Dataset rows about figures:
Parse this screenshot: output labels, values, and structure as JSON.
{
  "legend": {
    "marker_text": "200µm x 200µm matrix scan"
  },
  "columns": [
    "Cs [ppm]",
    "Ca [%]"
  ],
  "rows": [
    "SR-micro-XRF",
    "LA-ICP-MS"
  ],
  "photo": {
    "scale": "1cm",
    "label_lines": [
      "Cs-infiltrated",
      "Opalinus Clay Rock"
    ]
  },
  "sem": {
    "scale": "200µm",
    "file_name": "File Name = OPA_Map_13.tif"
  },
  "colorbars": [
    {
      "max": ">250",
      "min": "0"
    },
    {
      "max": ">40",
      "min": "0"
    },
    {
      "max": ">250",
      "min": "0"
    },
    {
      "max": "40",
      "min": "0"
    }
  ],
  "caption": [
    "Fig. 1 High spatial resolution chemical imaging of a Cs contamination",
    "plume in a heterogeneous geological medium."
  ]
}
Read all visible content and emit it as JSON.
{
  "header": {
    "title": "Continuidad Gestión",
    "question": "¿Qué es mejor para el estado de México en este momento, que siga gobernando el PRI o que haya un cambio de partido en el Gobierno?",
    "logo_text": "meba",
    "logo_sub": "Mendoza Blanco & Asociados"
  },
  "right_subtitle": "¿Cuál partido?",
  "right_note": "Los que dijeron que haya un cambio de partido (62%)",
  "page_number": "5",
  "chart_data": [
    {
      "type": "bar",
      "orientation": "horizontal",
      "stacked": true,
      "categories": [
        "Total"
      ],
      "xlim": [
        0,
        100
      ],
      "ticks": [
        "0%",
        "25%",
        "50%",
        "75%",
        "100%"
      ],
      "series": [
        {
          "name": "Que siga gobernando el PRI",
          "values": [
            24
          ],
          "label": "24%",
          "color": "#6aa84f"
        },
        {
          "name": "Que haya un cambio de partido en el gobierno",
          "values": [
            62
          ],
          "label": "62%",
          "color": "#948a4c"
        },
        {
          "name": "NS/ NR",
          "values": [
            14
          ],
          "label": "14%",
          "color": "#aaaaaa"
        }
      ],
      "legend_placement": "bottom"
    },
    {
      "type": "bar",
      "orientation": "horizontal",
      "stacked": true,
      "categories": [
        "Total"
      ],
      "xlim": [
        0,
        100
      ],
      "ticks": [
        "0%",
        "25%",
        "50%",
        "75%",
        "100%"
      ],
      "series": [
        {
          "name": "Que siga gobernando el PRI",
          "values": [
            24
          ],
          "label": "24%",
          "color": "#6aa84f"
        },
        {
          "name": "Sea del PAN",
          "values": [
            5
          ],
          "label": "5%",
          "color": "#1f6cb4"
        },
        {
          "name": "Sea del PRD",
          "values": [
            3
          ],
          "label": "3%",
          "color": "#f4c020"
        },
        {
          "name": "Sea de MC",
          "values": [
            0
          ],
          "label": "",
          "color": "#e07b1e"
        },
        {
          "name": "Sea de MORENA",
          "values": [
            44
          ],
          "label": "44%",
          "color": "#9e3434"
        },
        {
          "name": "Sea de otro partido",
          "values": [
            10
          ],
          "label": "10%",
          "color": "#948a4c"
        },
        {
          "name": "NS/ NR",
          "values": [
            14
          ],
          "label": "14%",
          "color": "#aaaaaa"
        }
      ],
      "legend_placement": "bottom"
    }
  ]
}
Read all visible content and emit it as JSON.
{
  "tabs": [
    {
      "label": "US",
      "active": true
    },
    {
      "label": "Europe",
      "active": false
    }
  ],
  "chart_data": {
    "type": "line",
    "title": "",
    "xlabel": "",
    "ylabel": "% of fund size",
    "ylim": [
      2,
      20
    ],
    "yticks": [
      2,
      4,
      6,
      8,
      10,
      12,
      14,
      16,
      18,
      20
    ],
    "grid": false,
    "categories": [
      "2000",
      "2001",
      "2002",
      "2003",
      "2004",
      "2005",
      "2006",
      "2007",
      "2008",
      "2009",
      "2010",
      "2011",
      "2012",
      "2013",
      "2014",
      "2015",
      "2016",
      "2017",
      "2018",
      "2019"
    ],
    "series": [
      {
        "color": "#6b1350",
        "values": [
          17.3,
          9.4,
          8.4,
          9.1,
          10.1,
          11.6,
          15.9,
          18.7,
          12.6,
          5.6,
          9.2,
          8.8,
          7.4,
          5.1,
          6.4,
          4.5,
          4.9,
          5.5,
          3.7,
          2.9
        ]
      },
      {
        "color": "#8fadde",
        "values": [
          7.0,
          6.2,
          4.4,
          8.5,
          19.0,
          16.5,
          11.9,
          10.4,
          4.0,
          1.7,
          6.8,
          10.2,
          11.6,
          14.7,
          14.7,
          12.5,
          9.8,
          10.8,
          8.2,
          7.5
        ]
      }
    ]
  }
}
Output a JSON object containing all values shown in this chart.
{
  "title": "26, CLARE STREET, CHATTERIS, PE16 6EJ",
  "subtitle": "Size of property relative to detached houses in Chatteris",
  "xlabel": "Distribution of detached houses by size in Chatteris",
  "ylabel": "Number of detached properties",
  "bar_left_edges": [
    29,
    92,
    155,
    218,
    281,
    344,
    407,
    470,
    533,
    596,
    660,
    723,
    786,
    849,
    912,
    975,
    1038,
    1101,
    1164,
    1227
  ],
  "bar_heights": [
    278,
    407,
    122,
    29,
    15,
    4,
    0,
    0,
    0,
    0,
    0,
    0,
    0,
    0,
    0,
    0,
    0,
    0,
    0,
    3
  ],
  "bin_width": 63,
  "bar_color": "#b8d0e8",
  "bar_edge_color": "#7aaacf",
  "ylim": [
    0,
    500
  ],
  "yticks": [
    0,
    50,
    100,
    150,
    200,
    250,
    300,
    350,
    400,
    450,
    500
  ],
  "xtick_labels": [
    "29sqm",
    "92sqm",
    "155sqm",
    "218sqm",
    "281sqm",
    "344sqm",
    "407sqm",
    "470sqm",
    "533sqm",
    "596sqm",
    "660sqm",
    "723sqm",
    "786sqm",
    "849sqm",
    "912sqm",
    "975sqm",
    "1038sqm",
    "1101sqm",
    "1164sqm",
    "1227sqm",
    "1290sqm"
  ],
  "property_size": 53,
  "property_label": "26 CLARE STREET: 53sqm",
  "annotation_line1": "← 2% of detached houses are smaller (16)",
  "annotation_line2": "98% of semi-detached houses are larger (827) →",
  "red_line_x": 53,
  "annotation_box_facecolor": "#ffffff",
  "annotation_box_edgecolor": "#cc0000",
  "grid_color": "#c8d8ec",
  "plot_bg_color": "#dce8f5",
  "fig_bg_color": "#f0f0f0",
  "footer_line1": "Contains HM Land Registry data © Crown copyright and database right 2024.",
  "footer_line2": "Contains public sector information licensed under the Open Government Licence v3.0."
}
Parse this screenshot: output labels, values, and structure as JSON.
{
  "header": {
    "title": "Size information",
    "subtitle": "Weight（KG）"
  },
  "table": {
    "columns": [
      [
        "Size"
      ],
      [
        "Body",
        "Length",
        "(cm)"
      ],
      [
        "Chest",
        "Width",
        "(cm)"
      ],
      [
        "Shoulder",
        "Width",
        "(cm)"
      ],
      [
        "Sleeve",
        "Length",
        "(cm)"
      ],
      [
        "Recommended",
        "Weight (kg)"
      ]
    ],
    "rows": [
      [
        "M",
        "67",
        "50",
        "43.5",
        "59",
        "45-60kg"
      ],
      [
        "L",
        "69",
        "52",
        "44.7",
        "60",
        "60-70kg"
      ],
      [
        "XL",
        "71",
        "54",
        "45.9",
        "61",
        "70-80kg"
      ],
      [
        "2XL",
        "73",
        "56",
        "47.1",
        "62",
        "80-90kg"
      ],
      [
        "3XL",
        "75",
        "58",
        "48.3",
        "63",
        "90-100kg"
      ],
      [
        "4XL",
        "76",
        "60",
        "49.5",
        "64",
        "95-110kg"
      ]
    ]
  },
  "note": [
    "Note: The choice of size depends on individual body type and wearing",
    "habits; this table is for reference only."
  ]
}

Aim of the exercise: Give the count of lines holding the word "table", with no other words.

The reply: 2